## MATERIAL FOR THIS EXERCISE
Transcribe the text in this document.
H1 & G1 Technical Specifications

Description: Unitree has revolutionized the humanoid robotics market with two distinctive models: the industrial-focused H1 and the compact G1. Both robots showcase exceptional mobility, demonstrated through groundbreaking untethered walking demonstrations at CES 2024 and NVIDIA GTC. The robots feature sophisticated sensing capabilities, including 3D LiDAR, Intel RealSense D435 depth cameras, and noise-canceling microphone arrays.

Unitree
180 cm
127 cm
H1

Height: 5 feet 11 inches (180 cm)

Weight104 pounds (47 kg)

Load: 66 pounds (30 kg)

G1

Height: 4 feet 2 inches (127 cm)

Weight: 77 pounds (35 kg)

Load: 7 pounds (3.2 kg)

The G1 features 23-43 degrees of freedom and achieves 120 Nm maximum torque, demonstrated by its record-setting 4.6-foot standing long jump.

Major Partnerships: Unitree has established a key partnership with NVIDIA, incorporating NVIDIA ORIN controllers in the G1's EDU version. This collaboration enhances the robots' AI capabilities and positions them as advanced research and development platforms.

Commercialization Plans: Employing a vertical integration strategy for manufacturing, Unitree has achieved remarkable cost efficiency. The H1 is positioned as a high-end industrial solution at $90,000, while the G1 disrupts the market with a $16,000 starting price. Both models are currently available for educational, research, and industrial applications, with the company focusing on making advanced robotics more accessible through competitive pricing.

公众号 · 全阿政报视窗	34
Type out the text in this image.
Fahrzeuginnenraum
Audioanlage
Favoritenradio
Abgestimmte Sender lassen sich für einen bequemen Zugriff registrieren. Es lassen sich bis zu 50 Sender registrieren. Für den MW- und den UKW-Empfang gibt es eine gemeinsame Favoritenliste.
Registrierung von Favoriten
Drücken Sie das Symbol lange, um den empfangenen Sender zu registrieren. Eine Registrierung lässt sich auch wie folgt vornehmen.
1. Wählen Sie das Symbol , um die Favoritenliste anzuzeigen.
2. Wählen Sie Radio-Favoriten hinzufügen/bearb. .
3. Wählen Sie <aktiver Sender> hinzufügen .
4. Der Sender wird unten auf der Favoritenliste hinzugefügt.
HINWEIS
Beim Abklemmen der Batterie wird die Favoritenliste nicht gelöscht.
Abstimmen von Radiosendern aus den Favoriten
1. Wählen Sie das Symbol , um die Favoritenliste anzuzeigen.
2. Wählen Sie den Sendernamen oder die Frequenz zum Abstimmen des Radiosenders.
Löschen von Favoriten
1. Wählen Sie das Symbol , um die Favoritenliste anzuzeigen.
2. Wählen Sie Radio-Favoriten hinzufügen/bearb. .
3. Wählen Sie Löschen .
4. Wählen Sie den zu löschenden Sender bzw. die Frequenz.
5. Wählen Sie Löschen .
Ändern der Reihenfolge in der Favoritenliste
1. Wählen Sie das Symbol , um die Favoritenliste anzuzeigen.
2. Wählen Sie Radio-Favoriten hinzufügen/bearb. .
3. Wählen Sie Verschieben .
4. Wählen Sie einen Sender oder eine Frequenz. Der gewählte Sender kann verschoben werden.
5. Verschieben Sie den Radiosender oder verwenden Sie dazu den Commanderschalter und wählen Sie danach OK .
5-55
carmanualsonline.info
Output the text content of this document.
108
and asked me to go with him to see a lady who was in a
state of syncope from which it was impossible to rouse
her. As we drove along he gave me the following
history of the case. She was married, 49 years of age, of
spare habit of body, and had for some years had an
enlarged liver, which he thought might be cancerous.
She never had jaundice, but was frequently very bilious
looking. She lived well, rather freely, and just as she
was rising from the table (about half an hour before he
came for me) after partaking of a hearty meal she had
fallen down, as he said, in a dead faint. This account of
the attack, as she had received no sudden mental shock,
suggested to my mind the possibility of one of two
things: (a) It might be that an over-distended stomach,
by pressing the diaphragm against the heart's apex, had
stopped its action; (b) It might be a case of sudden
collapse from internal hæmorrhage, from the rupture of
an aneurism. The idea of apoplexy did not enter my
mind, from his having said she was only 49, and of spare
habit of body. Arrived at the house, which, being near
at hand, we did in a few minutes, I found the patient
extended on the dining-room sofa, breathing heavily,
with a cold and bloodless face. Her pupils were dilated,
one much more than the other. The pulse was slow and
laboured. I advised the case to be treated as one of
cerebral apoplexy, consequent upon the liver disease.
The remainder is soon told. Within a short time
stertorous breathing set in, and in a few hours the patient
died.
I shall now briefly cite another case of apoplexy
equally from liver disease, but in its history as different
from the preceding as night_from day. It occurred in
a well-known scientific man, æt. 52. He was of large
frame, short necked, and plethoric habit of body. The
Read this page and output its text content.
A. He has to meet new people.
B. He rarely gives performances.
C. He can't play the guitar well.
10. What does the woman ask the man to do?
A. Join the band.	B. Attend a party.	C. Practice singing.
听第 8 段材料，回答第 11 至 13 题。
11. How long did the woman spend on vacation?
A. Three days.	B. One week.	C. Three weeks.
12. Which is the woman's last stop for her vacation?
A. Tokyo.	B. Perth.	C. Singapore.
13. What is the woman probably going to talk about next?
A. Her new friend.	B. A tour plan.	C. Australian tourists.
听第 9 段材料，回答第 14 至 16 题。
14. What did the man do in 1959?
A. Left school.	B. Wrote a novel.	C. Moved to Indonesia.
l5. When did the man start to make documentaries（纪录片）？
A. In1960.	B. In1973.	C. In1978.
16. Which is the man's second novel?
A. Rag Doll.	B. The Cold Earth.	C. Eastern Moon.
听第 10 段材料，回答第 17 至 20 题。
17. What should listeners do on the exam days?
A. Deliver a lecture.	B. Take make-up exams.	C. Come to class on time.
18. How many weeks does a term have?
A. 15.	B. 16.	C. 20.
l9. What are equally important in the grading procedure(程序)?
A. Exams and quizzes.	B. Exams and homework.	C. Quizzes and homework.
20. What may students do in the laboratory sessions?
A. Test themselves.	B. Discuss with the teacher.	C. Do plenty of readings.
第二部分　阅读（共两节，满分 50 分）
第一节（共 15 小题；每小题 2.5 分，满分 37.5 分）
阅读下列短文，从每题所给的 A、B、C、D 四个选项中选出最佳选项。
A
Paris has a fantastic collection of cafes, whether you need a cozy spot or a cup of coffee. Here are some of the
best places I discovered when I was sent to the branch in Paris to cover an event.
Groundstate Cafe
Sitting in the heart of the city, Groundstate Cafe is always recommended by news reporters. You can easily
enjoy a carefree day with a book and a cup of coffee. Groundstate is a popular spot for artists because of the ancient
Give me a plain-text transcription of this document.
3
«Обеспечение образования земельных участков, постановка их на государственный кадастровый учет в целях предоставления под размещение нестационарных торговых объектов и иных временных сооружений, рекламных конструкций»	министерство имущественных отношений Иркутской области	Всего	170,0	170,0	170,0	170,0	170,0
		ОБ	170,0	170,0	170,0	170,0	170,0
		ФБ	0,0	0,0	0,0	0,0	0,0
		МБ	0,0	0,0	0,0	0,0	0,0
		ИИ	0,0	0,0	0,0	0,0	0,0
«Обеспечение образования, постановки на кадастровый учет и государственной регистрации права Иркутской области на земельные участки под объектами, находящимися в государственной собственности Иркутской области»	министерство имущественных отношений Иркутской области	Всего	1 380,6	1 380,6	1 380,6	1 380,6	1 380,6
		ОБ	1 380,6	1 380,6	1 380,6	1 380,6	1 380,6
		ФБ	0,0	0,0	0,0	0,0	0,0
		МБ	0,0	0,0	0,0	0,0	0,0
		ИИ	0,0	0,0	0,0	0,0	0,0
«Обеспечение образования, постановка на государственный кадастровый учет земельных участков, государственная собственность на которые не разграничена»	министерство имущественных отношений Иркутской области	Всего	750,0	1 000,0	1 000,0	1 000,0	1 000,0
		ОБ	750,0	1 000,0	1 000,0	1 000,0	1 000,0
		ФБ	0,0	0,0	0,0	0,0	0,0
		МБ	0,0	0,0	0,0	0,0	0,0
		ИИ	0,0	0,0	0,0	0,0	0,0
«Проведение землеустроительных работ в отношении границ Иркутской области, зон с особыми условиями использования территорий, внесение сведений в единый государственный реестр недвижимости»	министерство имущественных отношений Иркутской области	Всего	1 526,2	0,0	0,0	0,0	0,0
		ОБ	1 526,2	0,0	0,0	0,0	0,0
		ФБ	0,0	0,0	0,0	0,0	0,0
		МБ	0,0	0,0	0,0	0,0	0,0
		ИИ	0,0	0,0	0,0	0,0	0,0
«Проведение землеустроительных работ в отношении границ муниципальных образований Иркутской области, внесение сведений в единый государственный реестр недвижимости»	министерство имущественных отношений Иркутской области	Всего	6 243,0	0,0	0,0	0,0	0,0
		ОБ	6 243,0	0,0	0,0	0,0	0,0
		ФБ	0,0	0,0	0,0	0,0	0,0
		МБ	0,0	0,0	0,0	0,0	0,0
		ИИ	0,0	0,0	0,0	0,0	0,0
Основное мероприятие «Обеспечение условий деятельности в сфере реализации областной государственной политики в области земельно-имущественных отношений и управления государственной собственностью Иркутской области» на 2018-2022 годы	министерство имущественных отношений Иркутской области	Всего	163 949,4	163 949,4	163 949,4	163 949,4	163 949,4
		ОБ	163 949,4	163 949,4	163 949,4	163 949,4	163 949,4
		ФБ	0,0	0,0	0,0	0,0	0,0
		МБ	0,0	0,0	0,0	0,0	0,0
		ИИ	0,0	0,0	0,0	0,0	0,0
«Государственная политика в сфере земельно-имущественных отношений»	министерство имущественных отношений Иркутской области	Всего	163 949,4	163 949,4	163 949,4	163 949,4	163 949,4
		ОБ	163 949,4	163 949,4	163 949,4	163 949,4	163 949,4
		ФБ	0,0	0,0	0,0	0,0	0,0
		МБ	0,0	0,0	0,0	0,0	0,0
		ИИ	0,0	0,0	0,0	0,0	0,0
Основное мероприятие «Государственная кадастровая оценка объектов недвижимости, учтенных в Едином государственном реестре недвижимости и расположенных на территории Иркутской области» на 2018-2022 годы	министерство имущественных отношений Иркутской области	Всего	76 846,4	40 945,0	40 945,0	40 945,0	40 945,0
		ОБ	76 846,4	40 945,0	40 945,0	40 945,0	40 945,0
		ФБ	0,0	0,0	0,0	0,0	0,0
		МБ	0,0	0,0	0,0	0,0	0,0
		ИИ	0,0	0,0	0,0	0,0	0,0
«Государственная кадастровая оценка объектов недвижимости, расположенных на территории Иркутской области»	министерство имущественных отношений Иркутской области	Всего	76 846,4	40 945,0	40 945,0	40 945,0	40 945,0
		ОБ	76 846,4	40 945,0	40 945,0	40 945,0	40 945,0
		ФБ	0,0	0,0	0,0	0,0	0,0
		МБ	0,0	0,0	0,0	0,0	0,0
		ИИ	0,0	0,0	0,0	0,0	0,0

## GIVEN EXERCISE
State, as a number only, how many lines in the entries include "text".

## CORRECT RESPONSE
5